**Instructions to follow**
Check the listing below line by line and report how many lines hold "text", with no other words.

+++ Entries supplied +++

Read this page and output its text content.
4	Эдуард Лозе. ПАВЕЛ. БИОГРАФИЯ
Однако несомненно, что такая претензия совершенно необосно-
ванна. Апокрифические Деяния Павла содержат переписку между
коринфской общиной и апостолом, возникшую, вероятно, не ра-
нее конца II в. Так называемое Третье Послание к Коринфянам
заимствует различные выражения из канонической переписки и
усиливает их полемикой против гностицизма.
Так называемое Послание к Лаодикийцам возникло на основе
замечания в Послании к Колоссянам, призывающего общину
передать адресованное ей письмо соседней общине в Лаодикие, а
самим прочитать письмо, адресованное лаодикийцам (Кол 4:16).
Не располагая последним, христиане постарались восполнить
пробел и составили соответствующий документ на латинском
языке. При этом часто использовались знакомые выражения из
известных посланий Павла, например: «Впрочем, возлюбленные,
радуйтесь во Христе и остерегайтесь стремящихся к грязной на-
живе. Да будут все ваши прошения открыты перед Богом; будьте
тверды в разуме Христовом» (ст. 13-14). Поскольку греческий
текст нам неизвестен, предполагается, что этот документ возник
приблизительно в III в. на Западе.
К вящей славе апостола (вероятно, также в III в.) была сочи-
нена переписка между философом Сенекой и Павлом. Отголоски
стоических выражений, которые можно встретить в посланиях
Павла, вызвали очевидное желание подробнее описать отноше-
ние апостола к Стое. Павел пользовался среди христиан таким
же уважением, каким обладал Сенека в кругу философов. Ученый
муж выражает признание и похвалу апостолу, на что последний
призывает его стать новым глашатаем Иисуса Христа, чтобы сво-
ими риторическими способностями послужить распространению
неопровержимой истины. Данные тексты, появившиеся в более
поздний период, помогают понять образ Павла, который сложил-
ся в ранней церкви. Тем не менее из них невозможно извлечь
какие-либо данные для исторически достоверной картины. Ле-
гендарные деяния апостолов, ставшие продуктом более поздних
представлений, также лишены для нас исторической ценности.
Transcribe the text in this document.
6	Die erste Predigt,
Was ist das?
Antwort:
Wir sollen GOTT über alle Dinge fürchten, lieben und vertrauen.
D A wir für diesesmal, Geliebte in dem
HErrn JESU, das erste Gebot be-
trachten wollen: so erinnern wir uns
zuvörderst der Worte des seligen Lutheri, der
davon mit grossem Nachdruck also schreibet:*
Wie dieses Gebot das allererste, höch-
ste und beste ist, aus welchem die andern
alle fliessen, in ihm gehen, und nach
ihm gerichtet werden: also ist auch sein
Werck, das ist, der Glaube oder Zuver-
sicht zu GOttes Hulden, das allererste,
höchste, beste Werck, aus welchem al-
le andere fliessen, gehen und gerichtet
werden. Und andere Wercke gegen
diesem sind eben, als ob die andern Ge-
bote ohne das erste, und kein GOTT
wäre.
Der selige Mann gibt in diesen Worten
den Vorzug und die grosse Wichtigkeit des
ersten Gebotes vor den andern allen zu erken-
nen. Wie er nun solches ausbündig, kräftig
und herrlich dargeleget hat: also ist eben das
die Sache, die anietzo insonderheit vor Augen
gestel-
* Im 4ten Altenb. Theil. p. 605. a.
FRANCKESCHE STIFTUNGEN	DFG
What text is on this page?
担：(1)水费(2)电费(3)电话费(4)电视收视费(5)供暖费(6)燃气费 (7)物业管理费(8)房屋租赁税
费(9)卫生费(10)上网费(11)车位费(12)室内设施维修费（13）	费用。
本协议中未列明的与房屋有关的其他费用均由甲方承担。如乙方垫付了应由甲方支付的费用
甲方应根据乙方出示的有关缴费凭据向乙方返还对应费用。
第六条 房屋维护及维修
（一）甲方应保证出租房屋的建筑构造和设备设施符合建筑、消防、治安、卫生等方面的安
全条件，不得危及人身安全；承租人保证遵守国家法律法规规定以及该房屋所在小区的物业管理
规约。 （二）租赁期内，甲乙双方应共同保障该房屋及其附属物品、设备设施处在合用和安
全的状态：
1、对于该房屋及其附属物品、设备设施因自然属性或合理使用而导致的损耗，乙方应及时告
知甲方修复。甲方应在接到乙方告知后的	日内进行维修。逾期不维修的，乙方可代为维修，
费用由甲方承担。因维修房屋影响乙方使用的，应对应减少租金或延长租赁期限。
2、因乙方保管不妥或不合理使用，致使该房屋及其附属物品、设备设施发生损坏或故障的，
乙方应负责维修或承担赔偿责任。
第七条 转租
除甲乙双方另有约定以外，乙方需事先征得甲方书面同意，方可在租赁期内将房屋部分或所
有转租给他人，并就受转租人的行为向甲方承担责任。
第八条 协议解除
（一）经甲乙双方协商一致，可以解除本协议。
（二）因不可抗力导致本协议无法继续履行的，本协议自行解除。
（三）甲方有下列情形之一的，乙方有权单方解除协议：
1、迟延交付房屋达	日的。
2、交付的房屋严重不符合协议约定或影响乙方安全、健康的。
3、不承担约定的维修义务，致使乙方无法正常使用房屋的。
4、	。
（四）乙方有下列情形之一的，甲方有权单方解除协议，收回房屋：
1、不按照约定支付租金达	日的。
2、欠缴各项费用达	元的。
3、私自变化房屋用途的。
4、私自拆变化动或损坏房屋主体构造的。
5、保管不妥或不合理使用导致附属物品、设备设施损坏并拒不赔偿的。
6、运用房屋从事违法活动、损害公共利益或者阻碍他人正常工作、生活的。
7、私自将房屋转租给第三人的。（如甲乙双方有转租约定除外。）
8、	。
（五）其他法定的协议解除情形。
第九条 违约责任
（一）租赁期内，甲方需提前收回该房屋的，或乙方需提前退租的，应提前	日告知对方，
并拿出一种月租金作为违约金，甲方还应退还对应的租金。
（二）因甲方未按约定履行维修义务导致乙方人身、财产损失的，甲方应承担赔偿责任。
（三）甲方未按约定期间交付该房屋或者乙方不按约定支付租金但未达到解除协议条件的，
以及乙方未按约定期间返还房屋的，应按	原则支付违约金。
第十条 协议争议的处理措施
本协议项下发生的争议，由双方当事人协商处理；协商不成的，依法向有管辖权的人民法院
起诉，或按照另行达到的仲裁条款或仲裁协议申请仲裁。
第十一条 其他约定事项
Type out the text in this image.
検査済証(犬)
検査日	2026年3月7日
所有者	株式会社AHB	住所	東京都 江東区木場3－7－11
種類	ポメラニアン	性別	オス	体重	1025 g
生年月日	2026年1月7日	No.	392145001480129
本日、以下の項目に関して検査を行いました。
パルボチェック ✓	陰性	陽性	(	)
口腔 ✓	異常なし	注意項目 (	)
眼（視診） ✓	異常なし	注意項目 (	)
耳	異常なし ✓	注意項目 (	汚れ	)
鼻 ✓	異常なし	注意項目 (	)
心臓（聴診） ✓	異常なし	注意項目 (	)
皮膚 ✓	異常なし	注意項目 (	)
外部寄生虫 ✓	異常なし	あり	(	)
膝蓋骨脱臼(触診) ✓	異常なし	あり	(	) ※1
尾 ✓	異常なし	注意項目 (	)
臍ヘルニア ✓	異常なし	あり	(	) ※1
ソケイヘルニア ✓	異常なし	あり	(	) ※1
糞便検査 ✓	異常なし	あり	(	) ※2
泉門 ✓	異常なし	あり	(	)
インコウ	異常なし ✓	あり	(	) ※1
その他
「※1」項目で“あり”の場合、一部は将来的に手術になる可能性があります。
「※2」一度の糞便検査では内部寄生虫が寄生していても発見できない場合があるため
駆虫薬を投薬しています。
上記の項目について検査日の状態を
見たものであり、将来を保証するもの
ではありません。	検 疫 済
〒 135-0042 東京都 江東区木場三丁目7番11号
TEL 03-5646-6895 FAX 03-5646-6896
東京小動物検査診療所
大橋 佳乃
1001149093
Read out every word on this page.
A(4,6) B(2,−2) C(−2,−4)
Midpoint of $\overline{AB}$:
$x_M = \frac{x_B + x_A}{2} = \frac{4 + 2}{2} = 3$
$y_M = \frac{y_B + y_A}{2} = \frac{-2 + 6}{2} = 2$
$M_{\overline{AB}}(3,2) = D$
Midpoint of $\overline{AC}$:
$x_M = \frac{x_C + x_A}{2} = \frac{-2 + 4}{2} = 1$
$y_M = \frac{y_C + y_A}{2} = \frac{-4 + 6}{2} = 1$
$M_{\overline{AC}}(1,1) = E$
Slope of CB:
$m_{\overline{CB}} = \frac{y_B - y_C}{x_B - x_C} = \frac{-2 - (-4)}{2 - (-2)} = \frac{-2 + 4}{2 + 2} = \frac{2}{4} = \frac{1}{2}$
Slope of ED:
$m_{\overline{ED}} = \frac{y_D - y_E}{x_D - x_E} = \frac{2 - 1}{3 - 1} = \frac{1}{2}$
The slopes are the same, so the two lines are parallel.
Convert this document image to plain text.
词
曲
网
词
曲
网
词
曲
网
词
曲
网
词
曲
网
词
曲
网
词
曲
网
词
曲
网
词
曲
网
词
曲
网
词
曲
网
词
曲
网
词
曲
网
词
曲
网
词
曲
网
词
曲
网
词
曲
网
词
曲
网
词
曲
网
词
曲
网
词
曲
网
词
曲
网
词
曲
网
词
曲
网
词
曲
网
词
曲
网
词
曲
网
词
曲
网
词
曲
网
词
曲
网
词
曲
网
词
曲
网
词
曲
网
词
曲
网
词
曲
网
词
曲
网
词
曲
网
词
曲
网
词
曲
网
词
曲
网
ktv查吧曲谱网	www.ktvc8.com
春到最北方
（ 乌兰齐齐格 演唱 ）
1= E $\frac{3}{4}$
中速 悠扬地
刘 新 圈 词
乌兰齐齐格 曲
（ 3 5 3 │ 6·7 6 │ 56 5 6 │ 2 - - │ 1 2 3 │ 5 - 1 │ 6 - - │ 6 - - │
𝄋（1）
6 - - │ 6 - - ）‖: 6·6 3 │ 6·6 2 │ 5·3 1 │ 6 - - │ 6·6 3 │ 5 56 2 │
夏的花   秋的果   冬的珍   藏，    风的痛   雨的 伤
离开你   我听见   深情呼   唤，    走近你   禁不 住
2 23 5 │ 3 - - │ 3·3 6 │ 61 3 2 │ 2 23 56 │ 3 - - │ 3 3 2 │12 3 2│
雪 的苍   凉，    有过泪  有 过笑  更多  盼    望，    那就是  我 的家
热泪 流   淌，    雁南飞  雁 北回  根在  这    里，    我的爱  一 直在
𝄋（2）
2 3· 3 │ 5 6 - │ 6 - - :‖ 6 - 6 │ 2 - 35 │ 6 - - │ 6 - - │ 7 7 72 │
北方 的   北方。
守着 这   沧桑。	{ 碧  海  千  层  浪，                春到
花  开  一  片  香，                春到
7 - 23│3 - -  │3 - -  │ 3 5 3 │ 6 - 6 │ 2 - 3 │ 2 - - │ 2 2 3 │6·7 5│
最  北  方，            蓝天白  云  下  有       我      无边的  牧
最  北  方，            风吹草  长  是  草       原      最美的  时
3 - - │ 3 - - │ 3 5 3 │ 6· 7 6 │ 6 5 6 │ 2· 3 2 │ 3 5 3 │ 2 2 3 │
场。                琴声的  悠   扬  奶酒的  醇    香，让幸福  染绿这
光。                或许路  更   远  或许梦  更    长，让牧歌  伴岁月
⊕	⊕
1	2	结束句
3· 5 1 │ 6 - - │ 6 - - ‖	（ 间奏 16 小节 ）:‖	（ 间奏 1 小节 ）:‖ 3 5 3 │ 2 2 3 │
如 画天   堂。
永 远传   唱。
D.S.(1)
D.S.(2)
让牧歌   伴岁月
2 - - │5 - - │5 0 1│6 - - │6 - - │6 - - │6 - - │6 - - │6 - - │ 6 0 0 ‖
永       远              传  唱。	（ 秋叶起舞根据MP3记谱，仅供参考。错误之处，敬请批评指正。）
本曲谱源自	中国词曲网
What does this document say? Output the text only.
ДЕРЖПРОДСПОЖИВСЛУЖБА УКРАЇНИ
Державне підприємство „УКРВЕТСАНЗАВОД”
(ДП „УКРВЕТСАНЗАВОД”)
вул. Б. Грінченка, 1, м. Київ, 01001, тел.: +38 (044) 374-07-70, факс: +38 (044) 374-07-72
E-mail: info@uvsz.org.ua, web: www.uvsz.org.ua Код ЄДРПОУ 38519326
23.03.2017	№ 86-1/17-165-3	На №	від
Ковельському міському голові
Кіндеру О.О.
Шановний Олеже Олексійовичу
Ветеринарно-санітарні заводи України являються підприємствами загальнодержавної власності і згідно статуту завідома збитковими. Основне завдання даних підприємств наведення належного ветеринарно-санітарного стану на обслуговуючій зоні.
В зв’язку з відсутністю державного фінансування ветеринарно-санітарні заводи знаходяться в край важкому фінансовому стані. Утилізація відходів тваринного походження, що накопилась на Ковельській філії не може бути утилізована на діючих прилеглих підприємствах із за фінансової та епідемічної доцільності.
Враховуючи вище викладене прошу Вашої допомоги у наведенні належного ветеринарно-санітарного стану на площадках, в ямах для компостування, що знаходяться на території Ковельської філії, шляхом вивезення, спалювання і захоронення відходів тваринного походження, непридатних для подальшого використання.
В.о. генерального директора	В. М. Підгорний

+++

**Reply**
6